BEGIN Records to use
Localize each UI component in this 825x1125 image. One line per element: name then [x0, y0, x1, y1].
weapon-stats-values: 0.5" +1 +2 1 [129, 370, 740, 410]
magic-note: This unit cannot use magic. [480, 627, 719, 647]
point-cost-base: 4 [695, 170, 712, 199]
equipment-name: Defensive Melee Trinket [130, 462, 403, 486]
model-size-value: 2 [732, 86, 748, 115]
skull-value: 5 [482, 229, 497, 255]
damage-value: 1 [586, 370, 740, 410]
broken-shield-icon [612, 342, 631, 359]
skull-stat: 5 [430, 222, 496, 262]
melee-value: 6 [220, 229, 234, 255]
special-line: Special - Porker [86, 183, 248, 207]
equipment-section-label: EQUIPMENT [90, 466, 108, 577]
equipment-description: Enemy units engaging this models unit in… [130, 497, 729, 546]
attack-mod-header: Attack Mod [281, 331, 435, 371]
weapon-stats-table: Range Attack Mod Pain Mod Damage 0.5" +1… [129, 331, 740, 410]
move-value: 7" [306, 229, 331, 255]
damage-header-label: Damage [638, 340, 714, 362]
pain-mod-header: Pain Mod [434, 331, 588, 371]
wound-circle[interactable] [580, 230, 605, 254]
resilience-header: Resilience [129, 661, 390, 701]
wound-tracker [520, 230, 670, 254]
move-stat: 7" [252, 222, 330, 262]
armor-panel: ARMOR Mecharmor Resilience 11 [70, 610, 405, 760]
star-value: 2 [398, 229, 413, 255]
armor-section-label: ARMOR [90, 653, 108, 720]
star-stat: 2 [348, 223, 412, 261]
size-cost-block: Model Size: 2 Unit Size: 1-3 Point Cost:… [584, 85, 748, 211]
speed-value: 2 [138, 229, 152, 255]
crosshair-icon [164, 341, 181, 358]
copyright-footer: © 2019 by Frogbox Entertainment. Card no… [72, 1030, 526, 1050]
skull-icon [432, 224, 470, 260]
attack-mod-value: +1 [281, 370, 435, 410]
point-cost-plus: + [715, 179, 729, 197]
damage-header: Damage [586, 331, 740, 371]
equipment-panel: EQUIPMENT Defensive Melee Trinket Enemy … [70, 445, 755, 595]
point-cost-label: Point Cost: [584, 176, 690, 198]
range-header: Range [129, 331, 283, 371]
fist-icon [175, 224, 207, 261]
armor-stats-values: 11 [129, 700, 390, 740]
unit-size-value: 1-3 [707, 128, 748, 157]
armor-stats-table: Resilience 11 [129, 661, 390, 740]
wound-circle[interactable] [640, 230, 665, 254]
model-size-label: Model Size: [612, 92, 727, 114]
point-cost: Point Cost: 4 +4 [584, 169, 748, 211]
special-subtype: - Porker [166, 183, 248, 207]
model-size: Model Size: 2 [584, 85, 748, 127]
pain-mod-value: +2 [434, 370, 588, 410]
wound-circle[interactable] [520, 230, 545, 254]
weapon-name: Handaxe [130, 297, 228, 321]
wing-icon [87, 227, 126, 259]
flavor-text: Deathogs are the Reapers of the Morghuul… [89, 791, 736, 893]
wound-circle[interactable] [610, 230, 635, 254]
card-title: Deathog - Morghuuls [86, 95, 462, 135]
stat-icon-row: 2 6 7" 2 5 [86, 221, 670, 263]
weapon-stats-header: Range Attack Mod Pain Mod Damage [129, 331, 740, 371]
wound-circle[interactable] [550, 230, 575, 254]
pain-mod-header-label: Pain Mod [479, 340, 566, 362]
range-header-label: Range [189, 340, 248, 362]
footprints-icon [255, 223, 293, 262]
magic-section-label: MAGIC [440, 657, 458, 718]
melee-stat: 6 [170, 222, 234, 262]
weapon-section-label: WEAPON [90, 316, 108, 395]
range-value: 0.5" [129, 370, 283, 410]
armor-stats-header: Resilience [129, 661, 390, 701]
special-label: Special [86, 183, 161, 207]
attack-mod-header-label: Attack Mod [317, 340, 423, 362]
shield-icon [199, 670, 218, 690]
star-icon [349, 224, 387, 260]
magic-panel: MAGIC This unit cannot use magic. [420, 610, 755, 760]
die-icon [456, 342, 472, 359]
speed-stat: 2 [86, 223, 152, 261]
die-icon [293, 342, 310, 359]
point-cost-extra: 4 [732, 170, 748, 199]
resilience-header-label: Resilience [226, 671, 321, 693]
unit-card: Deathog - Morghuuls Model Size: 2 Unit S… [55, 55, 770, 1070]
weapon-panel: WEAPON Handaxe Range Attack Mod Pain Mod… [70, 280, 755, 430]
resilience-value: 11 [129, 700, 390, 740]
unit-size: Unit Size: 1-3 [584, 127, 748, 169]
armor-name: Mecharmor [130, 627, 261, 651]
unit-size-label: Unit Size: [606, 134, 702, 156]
END Records to use
Short problem: Set down every line of the data above word for word, with each name, value and bracketed number in its original order.

Response to the task:
Localize each UI component in this 825x1125 image. One line per element: name then [x0, y0, x1, y1].
weapon-stats-values: 0.5" +1 +2 1 [129, 370, 740, 410]
magic-note: This unit cannot use magic. [480, 627, 719, 647]
point-cost-base: 4 [695, 170, 712, 199]
equipment-name: Defensive Melee Trinket [130, 462, 403, 486]
model-size-value: 2 [732, 86, 748, 115]
skull-value: 5 [482, 229, 497, 255]
damage-value: 1 [586, 370, 740, 410]
broken-shield-icon [612, 342, 631, 359]
skull-stat: 5 [430, 222, 496, 262]
melee-value: 6 [220, 229, 234, 255]
special-line: Special - Porker [86, 183, 248, 207]
equipment-section-label: EQUIPMENT [90, 466, 108, 577]
equipment-description: Enemy units engaging this models unit in… [130, 497, 729, 546]
attack-mod-header: Attack Mod [281, 331, 435, 371]
weapon-stats-table: Range Attack Mod Pain Mod Damage 0.5" +1… [129, 331, 740, 410]
move-value: 7" [306, 229, 331, 255]
damage-header-label: Damage [638, 340, 714, 362]
pain-mod-header: Pain Mod [434, 331, 588, 371]
wound-circle[interactable] [580, 230, 605, 254]
resilience-header: Resilience [129, 661, 390, 701]
wound-tracker [520, 230, 670, 254]
move-stat: 7" [252, 222, 330, 262]
armor-panel: ARMOR Mecharmor Resilience 11 [70, 610, 405, 760]
star-value: 2 [398, 229, 413, 255]
armor-section-label: ARMOR [90, 653, 108, 720]
star-stat: 2 [348, 223, 412, 261]
size-cost-block: Model Size: 2 Unit Size: 1-3 Point Cost:… [584, 85, 748, 211]
speed-value: 2 [138, 229, 152, 255]
crosshair-icon [164, 341, 181, 358]
copyright-footer: © 2019 by Frogbox Entertainment. Card no… [72, 1030, 526, 1050]
skull-icon [432, 224, 470, 260]
attack-mod-value: +1 [281, 370, 435, 410]
point-cost-plus: + [715, 179, 729, 197]
damage-header: Damage [586, 331, 740, 371]
equipment-panel: EQUIPMENT Defensive Melee Trinket Enemy … [70, 445, 755, 595]
point-cost-label: Point Cost: [584, 176, 690, 198]
range-header: Range [129, 331, 283, 371]
fist-icon [175, 224, 207, 261]
armor-stats-values: 11 [129, 700, 390, 740]
unit-size-value: 1-3 [707, 128, 748, 157]
armor-stats-table: Resilience 11 [129, 661, 390, 740]
wound-circle[interactable] [640, 230, 665, 254]
model-size-label: Model Size: [612, 92, 727, 114]
point-cost: Point Cost: 4 +4 [584, 169, 748, 211]
special-subtype: - Porker [166, 183, 248, 207]
model-size: Model Size: 2 [584, 85, 748, 127]
pain-mod-value: +2 [434, 370, 588, 410]
wound-circle[interactable] [520, 230, 545, 254]
weapon-name: Handaxe [130, 297, 228, 321]
wing-icon [87, 227, 126, 259]
flavor-text: Deathogs are the Reapers of the Morghuul… [89, 791, 736, 893]
wound-circle[interactable] [610, 230, 635, 254]
card-title: Deathog - Morghuuls [86, 95, 462, 135]
stat-icon-row: 2 6 7" 2 5 [86, 221, 670, 263]
weapon-stats-header: Range Attack Mod Pain Mod Damage [129, 331, 740, 371]
wound-circle[interactable] [550, 230, 575, 254]
pain-mod-header-label: Pain Mod [479, 340, 566, 362]
range-header-label: Range [189, 340, 248, 362]
footprints-icon [255, 223, 293, 262]
magic-section-label: MAGIC [440, 657, 458, 718]
melee-stat: 6 [170, 222, 234, 262]
weapon-section-label: WEAPON [90, 316, 108, 395]
range-value: 0.5" [129, 370, 283, 410]
armor-stats-header: Resilience [129, 661, 390, 701]
special-label: Special [86, 183, 161, 207]
attack-mod-header-label: Attack Mod [317, 340, 423, 362]
shield-icon [199, 670, 218, 690]
star-icon [349, 224, 387, 260]
magic-panel: MAGIC This unit cannot use magic. [420, 610, 755, 760]
die-icon [456, 342, 472, 359]
speed-stat: 2 [86, 223, 152, 261]
die-icon [293, 342, 310, 359]
point-cost-extra: 4 [732, 170, 748, 199]
resilience-header-label: Resilience [226, 671, 321, 693]
unit-card: Deathog - Morghuuls Model Size: 2 Unit S… [55, 55, 770, 1070]
weapon-panel: WEAPON Handaxe Range Attack Mod Pain Mod… [70, 280, 755, 430]
resilience-value: 11 [129, 700, 390, 740]
unit-size: Unit Size: 1-3 [584, 127, 748, 169]
armor-name: Mecharmor [130, 627, 261, 651]
unit-size-label: Unit Size: [606, 134, 702, 156]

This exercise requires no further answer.